Data records

__________________________________________________

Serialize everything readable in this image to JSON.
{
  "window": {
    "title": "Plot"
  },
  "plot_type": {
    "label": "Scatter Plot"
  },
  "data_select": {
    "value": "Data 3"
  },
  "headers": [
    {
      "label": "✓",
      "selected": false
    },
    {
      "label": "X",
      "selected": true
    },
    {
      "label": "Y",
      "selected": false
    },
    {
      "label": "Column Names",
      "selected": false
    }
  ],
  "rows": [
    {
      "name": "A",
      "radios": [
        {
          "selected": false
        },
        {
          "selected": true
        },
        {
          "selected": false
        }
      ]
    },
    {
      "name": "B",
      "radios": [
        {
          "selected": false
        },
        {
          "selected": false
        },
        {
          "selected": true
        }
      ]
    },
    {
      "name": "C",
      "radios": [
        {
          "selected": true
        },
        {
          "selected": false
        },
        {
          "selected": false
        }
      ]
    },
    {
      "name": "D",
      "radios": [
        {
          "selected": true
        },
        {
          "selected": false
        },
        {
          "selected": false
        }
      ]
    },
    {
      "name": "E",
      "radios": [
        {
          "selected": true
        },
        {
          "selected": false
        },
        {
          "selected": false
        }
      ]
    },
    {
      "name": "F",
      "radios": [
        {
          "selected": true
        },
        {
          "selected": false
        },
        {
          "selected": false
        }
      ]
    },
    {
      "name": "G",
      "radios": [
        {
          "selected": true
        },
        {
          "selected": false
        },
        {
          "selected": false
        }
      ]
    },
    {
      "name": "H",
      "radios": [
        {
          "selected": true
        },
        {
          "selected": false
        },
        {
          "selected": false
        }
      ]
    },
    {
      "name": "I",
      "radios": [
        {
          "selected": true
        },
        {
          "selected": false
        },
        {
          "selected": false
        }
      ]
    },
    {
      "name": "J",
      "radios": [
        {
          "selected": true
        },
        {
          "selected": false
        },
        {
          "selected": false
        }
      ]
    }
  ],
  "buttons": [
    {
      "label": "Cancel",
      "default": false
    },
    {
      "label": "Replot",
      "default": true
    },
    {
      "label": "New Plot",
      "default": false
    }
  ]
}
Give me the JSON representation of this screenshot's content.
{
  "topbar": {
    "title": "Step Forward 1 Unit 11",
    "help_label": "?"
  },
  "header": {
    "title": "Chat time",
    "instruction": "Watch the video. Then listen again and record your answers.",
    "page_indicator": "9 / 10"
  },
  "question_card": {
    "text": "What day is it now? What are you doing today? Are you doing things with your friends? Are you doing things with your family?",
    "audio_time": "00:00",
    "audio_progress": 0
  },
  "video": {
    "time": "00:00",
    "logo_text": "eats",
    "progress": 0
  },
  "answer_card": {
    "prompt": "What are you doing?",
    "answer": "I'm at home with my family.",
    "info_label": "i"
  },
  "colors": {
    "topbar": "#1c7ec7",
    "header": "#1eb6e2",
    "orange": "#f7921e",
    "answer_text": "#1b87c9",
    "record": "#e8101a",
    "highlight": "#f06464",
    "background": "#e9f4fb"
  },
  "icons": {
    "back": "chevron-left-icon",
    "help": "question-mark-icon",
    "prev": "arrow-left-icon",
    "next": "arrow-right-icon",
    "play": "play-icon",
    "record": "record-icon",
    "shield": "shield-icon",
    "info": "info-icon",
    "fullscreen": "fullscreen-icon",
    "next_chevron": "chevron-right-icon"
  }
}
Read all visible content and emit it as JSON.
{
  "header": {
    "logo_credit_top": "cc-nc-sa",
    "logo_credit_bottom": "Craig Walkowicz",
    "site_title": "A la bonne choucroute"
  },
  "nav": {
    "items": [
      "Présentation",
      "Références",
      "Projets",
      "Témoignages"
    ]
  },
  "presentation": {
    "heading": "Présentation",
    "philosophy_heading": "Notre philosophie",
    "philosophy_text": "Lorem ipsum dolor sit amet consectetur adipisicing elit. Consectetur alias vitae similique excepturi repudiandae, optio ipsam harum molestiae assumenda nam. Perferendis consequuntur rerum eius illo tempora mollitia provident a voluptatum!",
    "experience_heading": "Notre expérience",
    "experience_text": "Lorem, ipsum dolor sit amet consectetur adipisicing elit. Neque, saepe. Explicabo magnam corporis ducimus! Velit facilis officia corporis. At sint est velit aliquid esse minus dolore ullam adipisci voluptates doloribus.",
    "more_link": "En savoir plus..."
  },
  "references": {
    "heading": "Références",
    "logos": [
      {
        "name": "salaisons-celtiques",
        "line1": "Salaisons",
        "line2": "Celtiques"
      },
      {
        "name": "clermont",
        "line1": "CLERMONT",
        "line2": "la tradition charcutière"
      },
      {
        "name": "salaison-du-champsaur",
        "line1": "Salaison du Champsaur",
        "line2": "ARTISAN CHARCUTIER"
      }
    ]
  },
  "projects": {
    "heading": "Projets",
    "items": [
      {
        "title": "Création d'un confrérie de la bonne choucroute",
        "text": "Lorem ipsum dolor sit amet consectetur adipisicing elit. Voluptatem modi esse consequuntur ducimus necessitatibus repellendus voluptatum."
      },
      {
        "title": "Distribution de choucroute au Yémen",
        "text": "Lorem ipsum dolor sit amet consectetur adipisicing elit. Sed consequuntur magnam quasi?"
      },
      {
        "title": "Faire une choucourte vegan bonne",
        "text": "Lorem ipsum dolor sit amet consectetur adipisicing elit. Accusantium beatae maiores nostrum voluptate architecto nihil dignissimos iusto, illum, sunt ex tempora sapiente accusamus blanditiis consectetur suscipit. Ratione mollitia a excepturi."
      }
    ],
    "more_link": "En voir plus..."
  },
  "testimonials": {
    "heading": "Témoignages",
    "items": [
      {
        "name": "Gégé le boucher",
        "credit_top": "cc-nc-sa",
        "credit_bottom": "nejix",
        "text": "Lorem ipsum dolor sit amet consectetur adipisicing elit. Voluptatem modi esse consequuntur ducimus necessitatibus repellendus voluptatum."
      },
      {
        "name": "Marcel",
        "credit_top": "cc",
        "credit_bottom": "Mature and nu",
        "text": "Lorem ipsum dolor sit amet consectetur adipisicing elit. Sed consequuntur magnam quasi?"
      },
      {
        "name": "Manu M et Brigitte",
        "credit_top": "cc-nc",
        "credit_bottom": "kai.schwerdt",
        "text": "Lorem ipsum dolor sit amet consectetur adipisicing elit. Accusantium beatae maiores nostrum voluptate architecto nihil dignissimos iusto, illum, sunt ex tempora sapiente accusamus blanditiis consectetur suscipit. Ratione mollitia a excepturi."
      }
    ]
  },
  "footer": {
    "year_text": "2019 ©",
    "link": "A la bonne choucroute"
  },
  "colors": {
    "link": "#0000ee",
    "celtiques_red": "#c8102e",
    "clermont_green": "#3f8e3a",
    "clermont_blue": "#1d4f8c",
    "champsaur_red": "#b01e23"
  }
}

__________________________________________________

- _Exercise goal_:
Please set down the whole listing above without altering a single line.

- _Answer to the task_:
Serialize everything readable in this image to JSON.
{
  "window": {
    "title": "Plot"
  },
  "plot_type": {
    "label": "Scatter Plot"
  },
  "data_select": {
    "value": "Data 3"
  },
  "headers": [
    {
      "label": "✓",
      "selected": false
    },
    {
      "label": "X",
      "selected": true
    },
    {
      "label": "Y",
      "selected": false
    },
    {
      "label": "Column Names",
      "selected": false
    }
  ],
  "rows": [
    {
      "name": "A",
      "radios": [
        {
          "selected": false
        },
        {
          "selected": true
        },
        {
          "selected": false
        }
      ]
    },
    {
      "name": "B",
      "radios": [
        {
          "selected": false
        },
        {
          "selected": false
        },
        {
          "selected": true
        }
      ]
    },
    {
      "name": "C",
      "radios": [
        {
          "selected": true
        },
        {
          "selected": false
        },
        {
          "selected": false
        }
      ]
    },
    {
      "name": "D",
      "radios": [
        {
          "selected": true
        },
        {
          "selected": false
        },
        {
          "selected": false
        }
      ]
    },
    {
      "name": "E",
      "radios": [
        {
          "selected": true
        },
        {
          "selected": false
        },
        {
          "selected": false
        }
      ]
    },
    {
      "name": "F",
      "radios": [
        {
          "selected": true
        },
        {
          "selected": false
        },
        {
          "selected": false
        }
      ]
    },
    {
      "name": "G",
      "radios": [
        {
          "selected": true
        },
        {
          "selected": false
        },
        {
          "selected": false
        }
      ]
    },
    {
      "name": "H",
      "radios": [
        {
          "selected": true
        },
        {
          "selected": false
        },
        {
          "selected": false
        }
      ]
    },
    {
      "name": "I",
      "radios": [
        {
          "selected": true
        },
        {
          "selected": false
        },
        {
          "selected": false
        }
      ]
    },
    {
      "name": "J",
      "radios": [
        {
          "selected": true
        },
        {
          "selected": false
        },
        {
          "selected": false
        }
      ]
    }
  ],
  "buttons": [
    {
      "label": "Cancel",
      "default": false
    },
    {
      "label": "Replot",
      "default": true
    },
    {
      "label": "New Plot",
      "default": false
    }
  ]
}
Give me the JSON representation of this screenshot's content.
{
  "topbar": {
    "title": "Step Forward 1 Unit 11",
    "help_label": "?"
  },
  "header": {
    "title": "Chat time",
    "instruction": "Watch the video. Then listen again and record your answers.",
    "page_indicator": "9 / 10"
  },
  "question_card": {
    "text": "What day is it now? What are you doing today? Are you doing things with your friends? Are you doing things with your family?",
    "audio_time": "00:00",
    "audio_progress": 0
  },
  "video": {
    "time": "00:00",
    "logo_text": "eats",
    "progress": 0
  },
  "answer_card": {
    "prompt": "What are you doing?",
    "answer": "I'm at home with my family.",
    "info_label": "i"
  },
  "colors": {
    "topbar": "#1c7ec7",
    "header": "#1eb6e2",
    "orange": "#f7921e",
    "answer_text": "#1b87c9",
    "record": "#e8101a",
    "highlight": "#f06464",
    "background": "#e9f4fb"
  },
  "icons": {
    "back": "chevron-left-icon",
    "help": "question-mark-icon",
    "prev": "arrow-left-icon",
    "next": "arrow-right-icon",
    "play": "play-icon",
    "record": "record-icon",
    "shield": "shield-icon",
    "info": "info-icon",
    "fullscreen": "fullscreen-icon",
    "next_chevron": "chevron-right-icon"
  }
}
Read all visible content and emit it as JSON.
{
  "header": {
    "logo_credit_top": "cc-nc-sa",
    "logo_credit_bottom": "Craig Walkowicz",
    "site_title": "A la bonne choucroute"
  },
  "nav": {
    "items": [
      "Présentation",
      "Références",
      "Projets",
      "Témoignages"
    ]
  },
  "presentation": {
    "heading": "Présentation",
    "philosophy_heading": "Notre philosophie",
    "philosophy_text": "Lorem ipsum dolor sit amet consectetur adipisicing elit. Consectetur alias vitae similique excepturi repudiandae, optio ipsam harum molestiae assumenda nam. Perferendis consequuntur rerum eius illo tempora mollitia provident a voluptatum!",
    "experience_heading": "Notre expérience",
    "experience_text": "Lorem, ipsum dolor sit amet consectetur adipisicing elit. Neque, saepe. Explicabo magnam corporis ducimus! Velit facilis officia corporis. At sint est velit aliquid esse minus dolore ullam adipisci voluptates doloribus.",
    "more_link": "En savoir plus..."
  },
  "references": {
    "heading": "Références",
    "logos": [
      {
        "name": "salaisons-celtiques",
        "line1": "Salaisons",
        "line2": "Celtiques"
      },
      {
        "name": "clermont",
        "line1": "CLERMONT",
        "line2": "la tradition charcutière"
      },
      {
        "name": "salaison-du-champsaur",
        "line1": "Salaison du Champsaur",
        "line2": "ARTISAN CHARCUTIER"
      }
    ]
  },
  "projects": {
    "heading": "Projets",
    "items": [
      {
        "title": "Création d'un confrérie de la bonne choucroute",
        "text": "Lorem ipsum dolor sit amet consectetur adipisicing elit. Voluptatem modi esse consequuntur ducimus necessitatibus repellendus voluptatum."
      },
      {
        "title": "Distribution de choucroute au Yémen",
        "text": "Lorem ipsum dolor sit amet consectetur adipisicing elit. Sed consequuntur magnam quasi?"
      },
      {
        "title": "Faire une choucourte vegan bonne",
        "text": "Lorem ipsum dolor sit amet consectetur adipisicing elit. Accusantium beatae maiores nostrum voluptate architecto nihil dignissimos iusto, illum, sunt ex tempora sapiente accusamus blanditiis consectetur suscipit. Ratione mollitia a excepturi."
      }
    ],
    "more_link": "En voir plus..."
  },
  "testimonials": {
    "heading": "Témoignages",
    "items": [
      {
        "name": "Gégé le boucher",
        "credit_top": "cc-nc-sa",
        "credit_bottom": "nejix",
        "text": "Lorem ipsum dolor sit amet consectetur adipisicing elit. Voluptatem modi esse consequuntur ducimus necessitatibus repellendus voluptatum."
      },
      {
        "name": "Marcel",
        "credit_top": "cc",
        "credit_bottom": "Mature and nu",
        "text": "Lorem ipsum dolor sit amet consectetur adipisicing elit. Sed consequuntur magnam quasi?"
      },
      {
        "name": "Manu M et Brigitte",
        "credit_top": "cc-nc",
        "credit_bottom": "kai.schwerdt",
        "text": "Lorem ipsum dolor sit amet consectetur adipisicing elit. Accusantium beatae maiores nostrum voluptate architecto nihil dignissimos iusto, illum, sunt ex tempora sapiente accusamus blanditiis consectetur suscipit. Ratione mollitia a excepturi."
      }
    ]
  },
  "footer": {
    "year_text": "2019 ©",
    "link": "A la bonne choucroute"
  },
  "colors": {
    "link": "#0000ee",
    "celtiques_red": "#c8102e",
    "clermont_green": "#3f8e3a",
    "clermont_blue": "#1d4f8c",
    "champsaur_red": "#b01e23"
  }
}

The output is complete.